* **Task prompt**: Each entry has to be copied exactly, with nothing missed.

[Recorded data]
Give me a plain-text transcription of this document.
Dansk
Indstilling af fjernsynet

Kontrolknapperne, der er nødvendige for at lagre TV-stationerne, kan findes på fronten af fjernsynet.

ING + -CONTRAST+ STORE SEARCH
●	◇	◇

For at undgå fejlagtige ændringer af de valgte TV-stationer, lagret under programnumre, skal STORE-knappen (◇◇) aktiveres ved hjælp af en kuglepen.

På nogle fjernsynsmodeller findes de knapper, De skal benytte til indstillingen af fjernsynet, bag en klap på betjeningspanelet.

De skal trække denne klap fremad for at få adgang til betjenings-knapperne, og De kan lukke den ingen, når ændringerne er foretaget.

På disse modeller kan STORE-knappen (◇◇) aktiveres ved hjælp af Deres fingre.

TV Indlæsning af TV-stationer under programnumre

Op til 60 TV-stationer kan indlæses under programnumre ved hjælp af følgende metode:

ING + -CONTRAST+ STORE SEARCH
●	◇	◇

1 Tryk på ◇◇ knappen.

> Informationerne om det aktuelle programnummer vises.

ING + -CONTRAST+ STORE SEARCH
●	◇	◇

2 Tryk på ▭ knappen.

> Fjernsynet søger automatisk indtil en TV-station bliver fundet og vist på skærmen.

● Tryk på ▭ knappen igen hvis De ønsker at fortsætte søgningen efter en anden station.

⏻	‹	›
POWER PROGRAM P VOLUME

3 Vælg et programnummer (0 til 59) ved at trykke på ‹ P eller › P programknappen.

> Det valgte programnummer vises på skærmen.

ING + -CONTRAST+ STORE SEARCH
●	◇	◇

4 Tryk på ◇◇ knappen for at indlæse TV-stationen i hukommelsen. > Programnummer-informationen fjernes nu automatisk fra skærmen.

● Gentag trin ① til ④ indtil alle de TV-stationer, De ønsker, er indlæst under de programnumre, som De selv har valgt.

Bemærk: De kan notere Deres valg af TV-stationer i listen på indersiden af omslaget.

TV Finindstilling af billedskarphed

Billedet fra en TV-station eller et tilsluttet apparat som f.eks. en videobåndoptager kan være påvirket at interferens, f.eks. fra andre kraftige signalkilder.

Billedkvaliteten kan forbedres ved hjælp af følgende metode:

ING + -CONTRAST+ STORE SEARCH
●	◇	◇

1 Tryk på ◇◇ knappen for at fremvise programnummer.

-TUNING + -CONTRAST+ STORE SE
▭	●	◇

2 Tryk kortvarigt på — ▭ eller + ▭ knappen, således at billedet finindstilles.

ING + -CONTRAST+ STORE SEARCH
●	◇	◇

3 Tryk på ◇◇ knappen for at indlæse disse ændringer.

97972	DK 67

* **Full output**:
Give me a plain-text transcription of this document.
Dansk
Indstilling af fjernsynet

Kontrolknapperne, der er nødvendige for at lagre TV-stationerne, kan findes på fronten af fjernsynet.

ING + -CONTRAST+ STORE SEARCH
●	◇	◇

For at undgå fejlagtige ændringer af de valgte TV-stationer, lagret under programnumre, skal STORE-knappen (◇◇) aktiveres ved hjælp af en kuglepen.

På nogle fjernsynsmodeller findes de knapper, De skal benytte til indstillingen af fjernsynet, bag en klap på betjeningspanelet.

De skal trække denne klap fremad for at få adgang til betjenings-knapperne, og De kan lukke den ingen, når ændringerne er foretaget.

På disse modeller kan STORE-knappen (◇◇) aktiveres ved hjælp af Deres fingre.

TV Indlæsning af TV-stationer under programnumre

Op til 60 TV-stationer kan indlæses under programnumre ved hjælp af følgende metode:

ING + -CONTRAST+ STORE SEARCH
●	◇	◇

1 Tryk på ◇◇ knappen.

> Informationerne om det aktuelle programnummer vises.

ING + -CONTRAST+ STORE SEARCH
●	◇	◇

2 Tryk på ▭ knappen.

> Fjernsynet søger automatisk indtil en TV-station bliver fundet og vist på skærmen.

● Tryk på ▭ knappen igen hvis De ønsker at fortsætte søgningen efter en anden station.

⏻	‹	›
POWER PROGRAM P VOLUME

3 Vælg et programnummer (0 til 59) ved at trykke på ‹ P eller › P programknappen.

> Det valgte programnummer vises på skærmen.

ING + -CONTRAST+ STORE SEARCH
●	◇	◇

4 Tryk på ◇◇ knappen for at indlæse TV-stationen i hukommelsen. > Programnummer-informationen fjernes nu automatisk fra skærmen.

● Gentag trin ① til ④ indtil alle de TV-stationer, De ønsker, er indlæst under de programnumre, som De selv har valgt.

Bemærk: De kan notere Deres valg af TV-stationer i listen på indersiden af omslaget.

TV Finindstilling af billedskarphed

Billedet fra en TV-station eller et tilsluttet apparat som f.eks. en videobåndoptager kan være påvirket at interferens, f.eks. fra andre kraftige signalkilder.

Billedkvaliteten kan forbedres ved hjælp af følgende metode:

ING + -CONTRAST+ STORE SEARCH
●	◇	◇

1 Tryk på ◇◇ knappen for at fremvise programnummer.

-TUNING + -CONTRAST+ STORE SE
▭	●	◇

2 Tryk kortvarigt på — ▭ eller + ▭ knappen, således at billedet finindstilles.

ING + -CONTRAST+ STORE SEARCH
●	◇	◇

3 Tryk på ◇◇ knappen for at indlæse disse ændringer.

97972	DK 67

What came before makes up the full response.